Keep every line where the word "example" appears; drop the rest.

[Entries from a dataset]
━━━━━━━━━━━━━━━━━━━━━━━━━━━━━━
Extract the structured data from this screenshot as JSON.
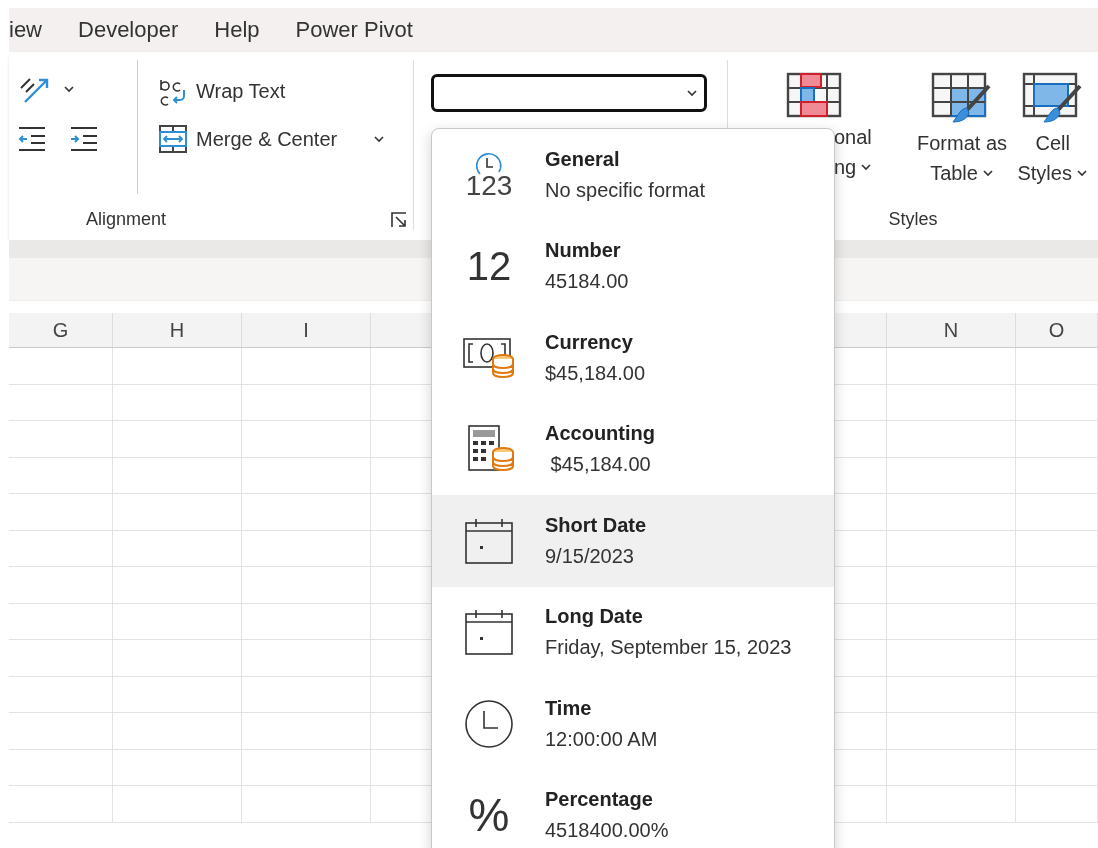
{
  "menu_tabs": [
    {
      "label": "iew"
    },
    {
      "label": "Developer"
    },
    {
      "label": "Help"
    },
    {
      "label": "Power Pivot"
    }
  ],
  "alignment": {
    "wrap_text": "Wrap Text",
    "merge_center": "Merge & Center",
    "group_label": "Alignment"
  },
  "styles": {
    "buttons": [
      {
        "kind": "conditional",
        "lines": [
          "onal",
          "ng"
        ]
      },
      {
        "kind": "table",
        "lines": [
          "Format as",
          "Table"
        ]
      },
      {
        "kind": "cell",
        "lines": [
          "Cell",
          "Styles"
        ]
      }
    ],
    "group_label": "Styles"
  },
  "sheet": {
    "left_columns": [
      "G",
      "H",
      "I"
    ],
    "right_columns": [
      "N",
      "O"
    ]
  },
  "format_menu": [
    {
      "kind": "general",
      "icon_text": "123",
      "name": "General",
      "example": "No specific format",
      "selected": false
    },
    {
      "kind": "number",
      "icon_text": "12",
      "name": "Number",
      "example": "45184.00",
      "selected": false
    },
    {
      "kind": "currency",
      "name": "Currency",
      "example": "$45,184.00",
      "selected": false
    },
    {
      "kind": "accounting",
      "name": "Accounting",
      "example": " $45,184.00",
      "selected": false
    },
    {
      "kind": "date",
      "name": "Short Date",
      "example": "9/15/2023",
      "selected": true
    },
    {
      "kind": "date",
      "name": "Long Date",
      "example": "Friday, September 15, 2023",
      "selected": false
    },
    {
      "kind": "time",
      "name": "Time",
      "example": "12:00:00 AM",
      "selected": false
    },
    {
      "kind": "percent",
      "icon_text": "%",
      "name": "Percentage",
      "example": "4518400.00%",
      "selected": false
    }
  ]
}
━━━━━━━━━━━━━━━━━━━━━━━━━━━━━━
### [Exercise result]
      "example": "No specific format",
      "example": "45184.00",
      "example": "$45,184.00",
      "example": " $45,184.00",
      "example": "9/15/2023",
      "example": "Friday, September 15, 2023",
      "example": "12:00:00 AM",
      "example": "4518400.00%",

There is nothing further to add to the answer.